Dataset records
------------------------------------------------------------

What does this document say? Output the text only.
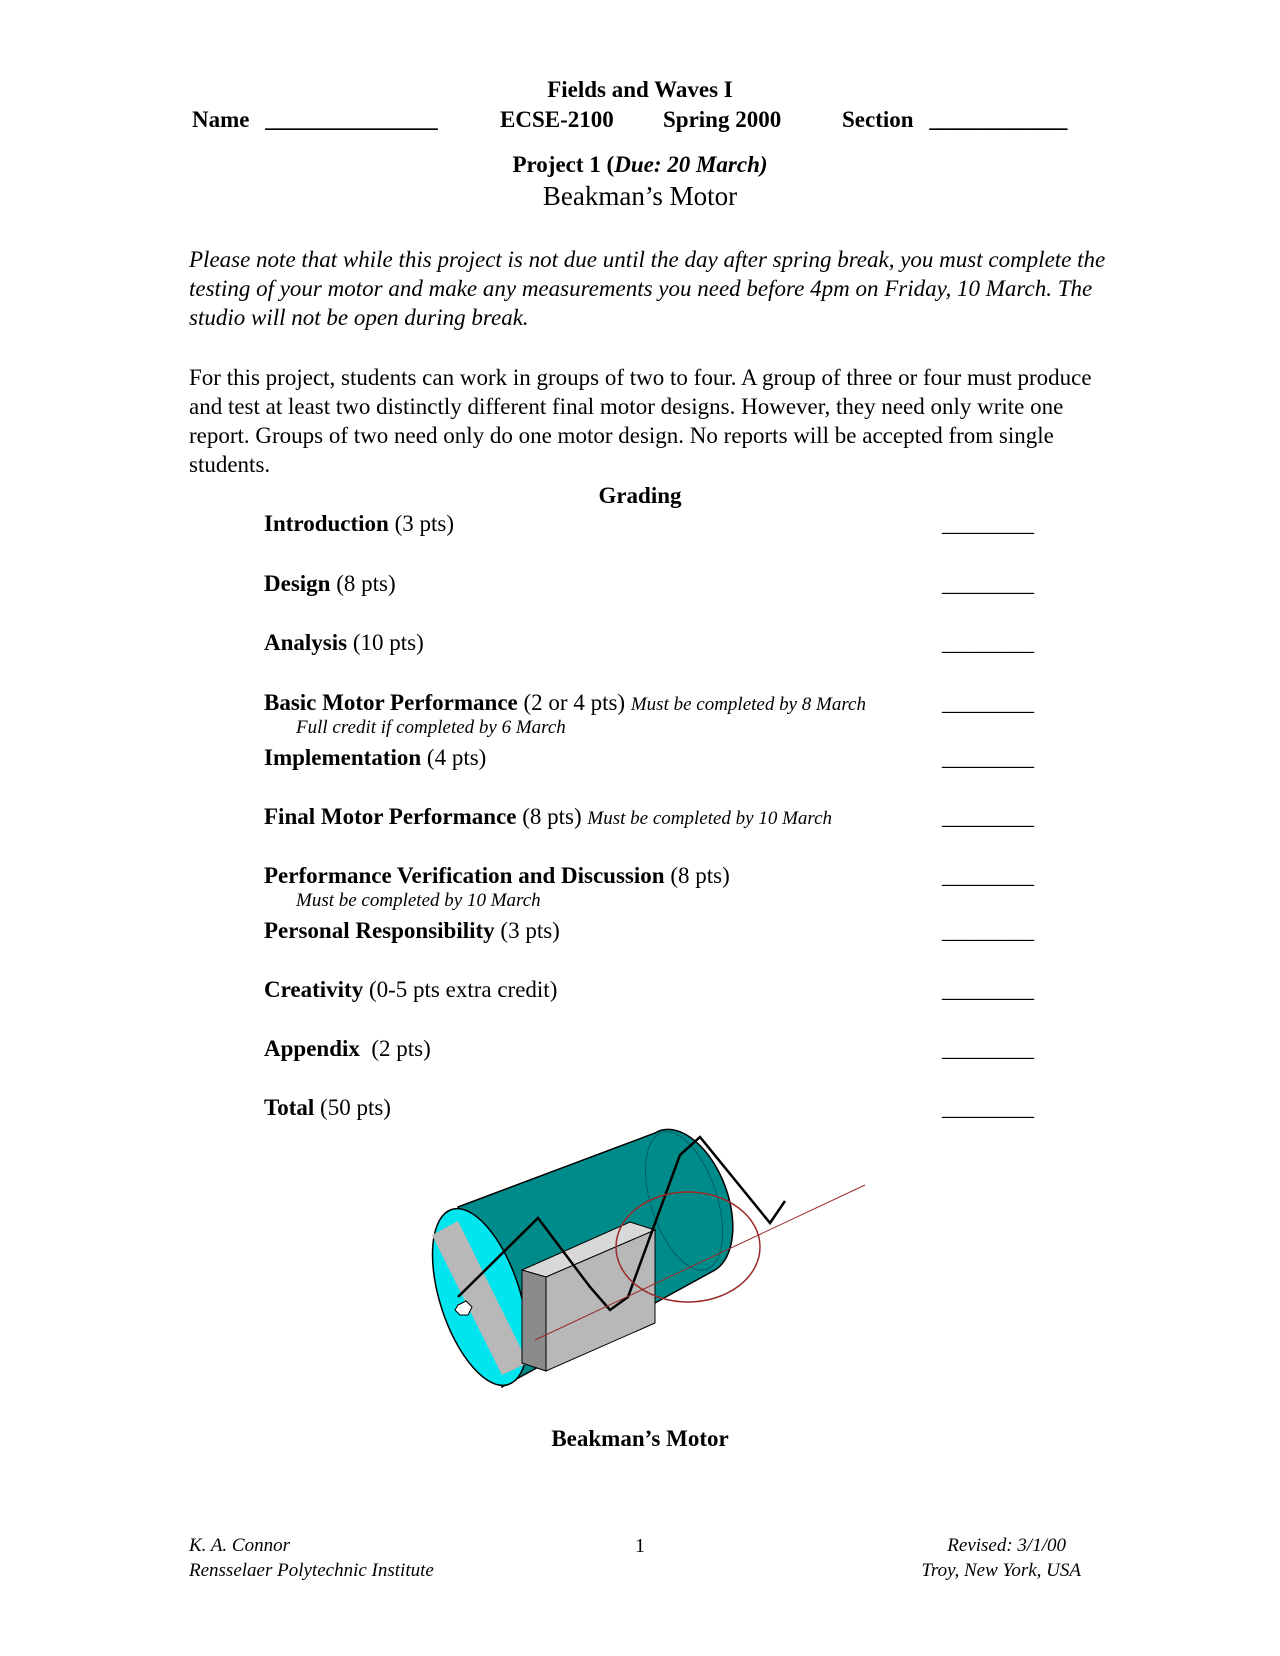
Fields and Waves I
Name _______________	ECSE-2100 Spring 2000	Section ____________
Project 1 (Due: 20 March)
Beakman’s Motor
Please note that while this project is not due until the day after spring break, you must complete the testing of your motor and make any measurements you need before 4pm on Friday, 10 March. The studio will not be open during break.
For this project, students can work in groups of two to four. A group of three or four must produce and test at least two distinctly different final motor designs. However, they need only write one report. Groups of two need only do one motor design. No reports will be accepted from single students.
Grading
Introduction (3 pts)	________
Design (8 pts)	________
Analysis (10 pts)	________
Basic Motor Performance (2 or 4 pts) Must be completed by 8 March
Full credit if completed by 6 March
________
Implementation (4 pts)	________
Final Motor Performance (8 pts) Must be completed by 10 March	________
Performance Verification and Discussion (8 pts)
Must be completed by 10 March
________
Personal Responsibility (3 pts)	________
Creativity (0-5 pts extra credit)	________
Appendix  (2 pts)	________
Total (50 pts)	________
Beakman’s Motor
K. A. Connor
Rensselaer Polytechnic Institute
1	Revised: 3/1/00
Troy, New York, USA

------------------------------------------------------------

[What this task involves]
Only a number is wanted: how many lines of the material include the word "credit".

[Answer for this exercise]
2